[Bloc de texte]:
« Je suis toujours officiellement dans cette période de pause », confie Xavier Fischer, fondateur de Datakalab. Après 8 ans à développer sa startup, Xavier Fischer l’a revendue à Apple. « Je voulais prendre du recul car, en tant qu’entrepreneur, il y a plein de stimulis différents. Je voulais pouvoir tirer les leçons de tout ce que j’ai vécu pendant 8 ans, voir ce qui a manqué, où j’ai été bon et où j’ai été moins bon », explique Xavier Fischer.
D’après une étude du cabinet de coaching 108 Milliards, 43% des entrepreneurs qui ont cédé leur entreprise ont « eu besoin d’un temps de recul », comme le fondateur de DatakaLab. La vente de sa startup peut être un moment difficile, d’après l’étude de 108 Milliards sur « ce que vivent vraiment les entrepreneurs après la vente de leur entreprise ». Pour 45% d’entre eux, la cession provoque « un vécu émotionnel plus rude que prévu », se manifestant par des sentiments de déception, de fatigue, d’anxiété ou de vide.
L’entourage joue un rôle fondamental dans l’exit
« Ce n’est pas un passage facile surtout quand on ne l’a jamais vécu», confirme Thomas Guyot, fondateur de Traace. C’est Tennaxia, une entreprise du même secteur, SaaS greentech, qui a fait l’acquisition de Traace, via le fonds de private equity Marlin. « Il y a beaucoup d’émotions dans ces moments-là, c’est important d’être bien entouré. » Le fondateur insiste sur le rôle majeur des avocats, « il faut choisir quelqu’un en qui on a confiance », mais surtout sur celui de son entourage proche. « Le fait d’avoir des amis proches, transparents sur comment aborder cette étape a été fondamental. »
Il y a un réel besoin d’accompagnement des entrepreneurs pendant le process mais aussi après. « 20 % font appel à un coach ou un psy, 30 % se confient à leurs proches, 32 % trouvent du soutien chez leurs pairs », soulignent le rapport de 108 Milliards. « Après l’acquisition, j’ai toujours essayé de développer des relations humaines fortes avec des gens de différents environnements, pas seulement dans l’écosystème startup », témoigne Xavier Fischer.

[À faire]:
1. Relevez tous les pourcentages donnés dans le bloc de texte, en indiquant pour chacun ce qu'il mesure.
2. Répondez aux questions suivantes d'après le bloc de texte.
(a) À quelle entreprise Xavier Fischer a-t-il revendu sa startup ?
(b) Quel cabinet de coaching a réalisé l'étude citée ?
(c) Quelle entreprise a fait l'acquisition de Traace ?

[Données]:
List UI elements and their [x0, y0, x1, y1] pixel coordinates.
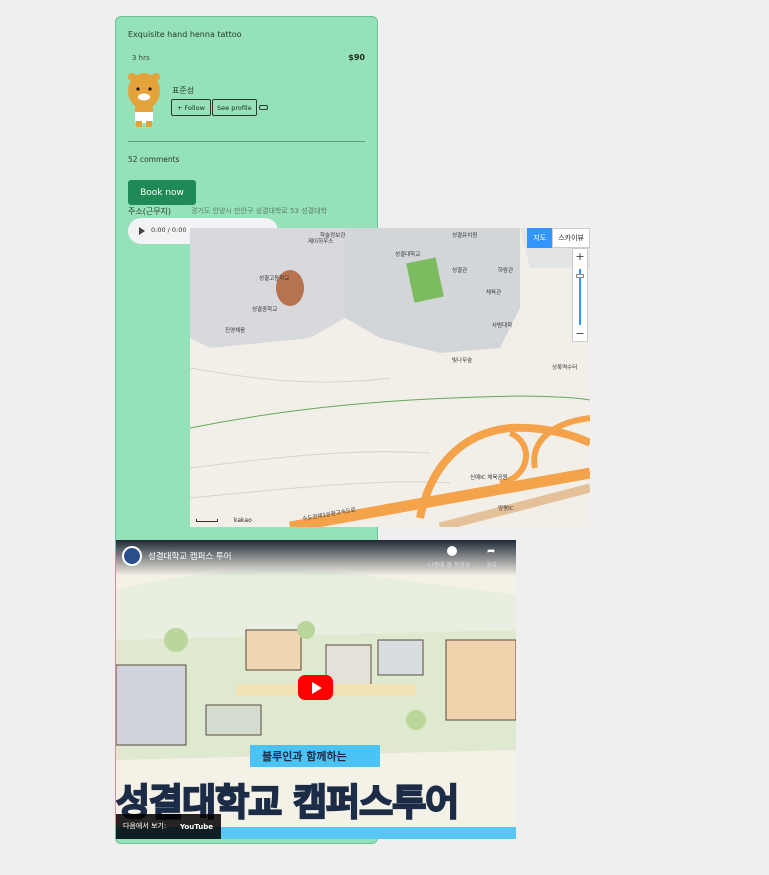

[Liste des solutions]:
1.
- 43 % : entrepreneurs qui ont cédé leur entreprise et ont « eu besoin d'un temps de recul »
- 45 % : entrepreneurs pour qui la cession provoque « un vécu émotionnel plus rude que prévu »
- 20 % : entrepreneurs qui font appel à un coach ou un psy
- 30 % : entrepreneurs qui se confient à leurs proches
- 32 % : entrepreneurs qui trouvent du soutien chez leurs pairs

2.
(a) Apple
(b) 108 Milliards
(c) Tennaxia